▶ _WHAT YOU WILL DO_
From the entries below, list each line with "this".

▶ _RECORD EXCERPTS_
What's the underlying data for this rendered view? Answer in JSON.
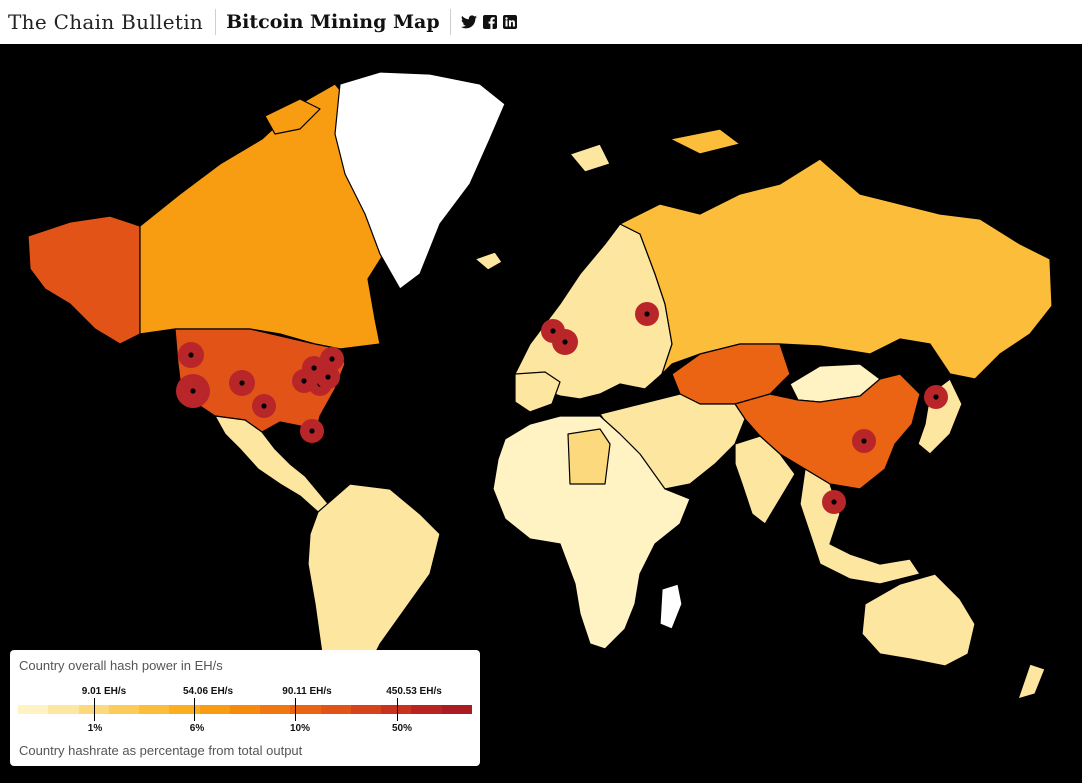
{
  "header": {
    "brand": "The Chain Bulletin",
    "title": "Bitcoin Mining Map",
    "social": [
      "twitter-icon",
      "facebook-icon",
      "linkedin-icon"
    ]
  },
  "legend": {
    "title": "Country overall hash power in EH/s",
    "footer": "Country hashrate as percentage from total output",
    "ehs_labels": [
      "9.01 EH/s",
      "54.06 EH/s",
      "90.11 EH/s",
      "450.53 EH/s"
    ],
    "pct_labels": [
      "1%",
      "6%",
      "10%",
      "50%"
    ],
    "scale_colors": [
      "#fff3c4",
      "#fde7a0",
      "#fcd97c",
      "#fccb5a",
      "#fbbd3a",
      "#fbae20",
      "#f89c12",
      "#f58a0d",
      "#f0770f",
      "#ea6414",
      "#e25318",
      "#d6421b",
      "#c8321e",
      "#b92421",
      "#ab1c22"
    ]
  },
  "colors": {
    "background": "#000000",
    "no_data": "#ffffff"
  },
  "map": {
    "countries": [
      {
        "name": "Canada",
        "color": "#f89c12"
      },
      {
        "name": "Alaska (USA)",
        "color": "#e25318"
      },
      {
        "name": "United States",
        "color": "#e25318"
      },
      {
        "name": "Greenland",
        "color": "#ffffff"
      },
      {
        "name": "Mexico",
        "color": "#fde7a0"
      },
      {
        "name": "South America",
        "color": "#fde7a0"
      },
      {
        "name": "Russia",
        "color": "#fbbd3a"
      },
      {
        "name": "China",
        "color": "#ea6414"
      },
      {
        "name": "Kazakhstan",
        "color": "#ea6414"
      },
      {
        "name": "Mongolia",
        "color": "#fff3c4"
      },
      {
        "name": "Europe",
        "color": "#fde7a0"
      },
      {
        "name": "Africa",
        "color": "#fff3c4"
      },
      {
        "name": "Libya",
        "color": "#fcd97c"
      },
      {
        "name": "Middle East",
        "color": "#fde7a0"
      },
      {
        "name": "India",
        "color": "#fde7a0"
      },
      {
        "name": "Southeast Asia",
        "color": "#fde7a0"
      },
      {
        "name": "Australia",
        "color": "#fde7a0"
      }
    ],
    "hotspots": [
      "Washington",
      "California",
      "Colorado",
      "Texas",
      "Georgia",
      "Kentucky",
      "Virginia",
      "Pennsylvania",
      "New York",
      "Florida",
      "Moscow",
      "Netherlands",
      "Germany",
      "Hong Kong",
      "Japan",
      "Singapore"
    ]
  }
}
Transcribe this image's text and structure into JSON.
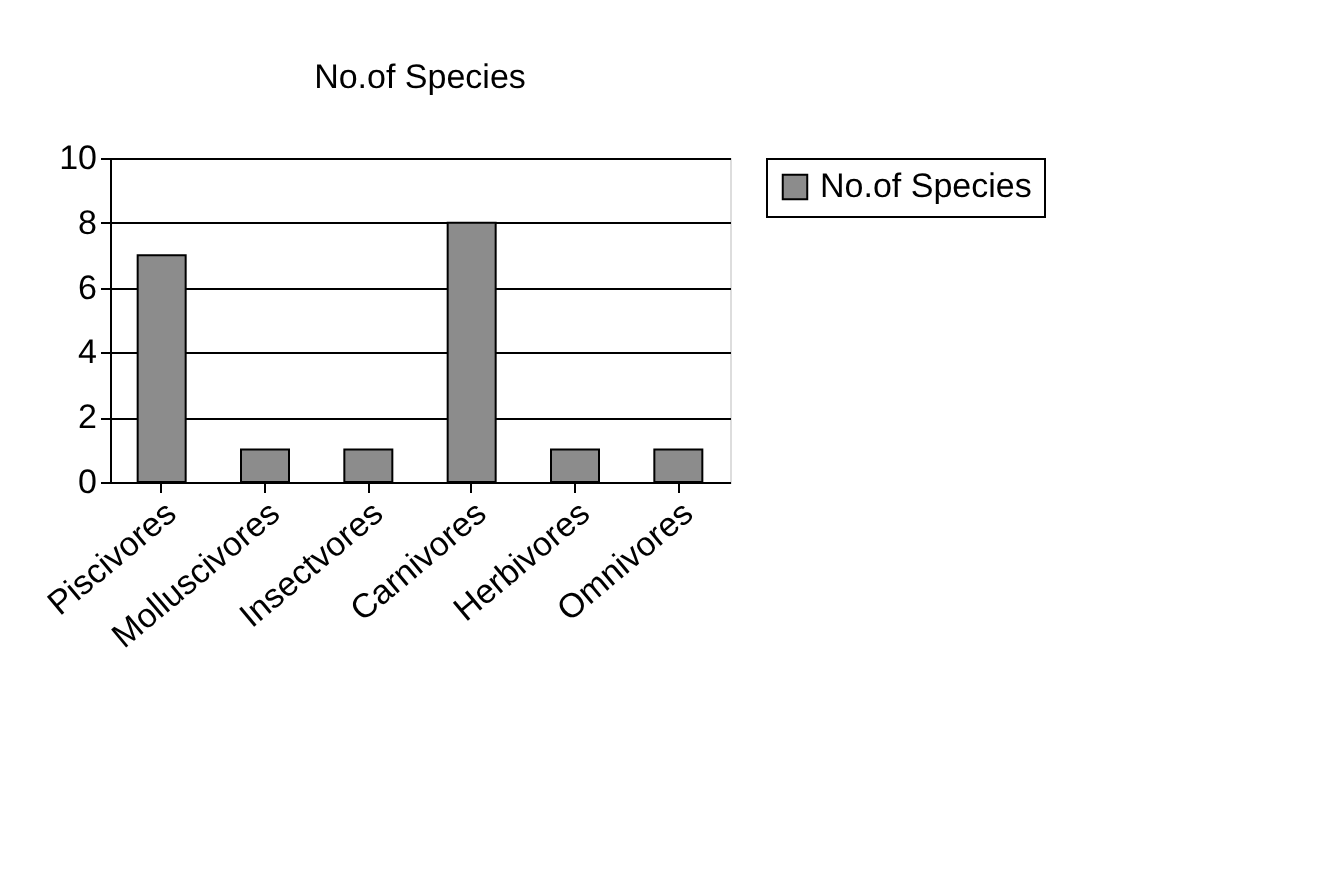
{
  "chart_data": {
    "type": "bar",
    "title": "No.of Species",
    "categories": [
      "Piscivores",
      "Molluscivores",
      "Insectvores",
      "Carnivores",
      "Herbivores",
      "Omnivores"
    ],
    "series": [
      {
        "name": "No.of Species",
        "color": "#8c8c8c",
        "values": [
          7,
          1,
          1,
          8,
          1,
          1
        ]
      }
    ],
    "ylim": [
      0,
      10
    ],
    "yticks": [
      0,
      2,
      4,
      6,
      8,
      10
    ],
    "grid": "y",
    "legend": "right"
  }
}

▶ _OUTPUT OF THE TASK_
What's the underlying data for this rendered view? Answer in JSON.
Transcribe this image's text and structure into JSON.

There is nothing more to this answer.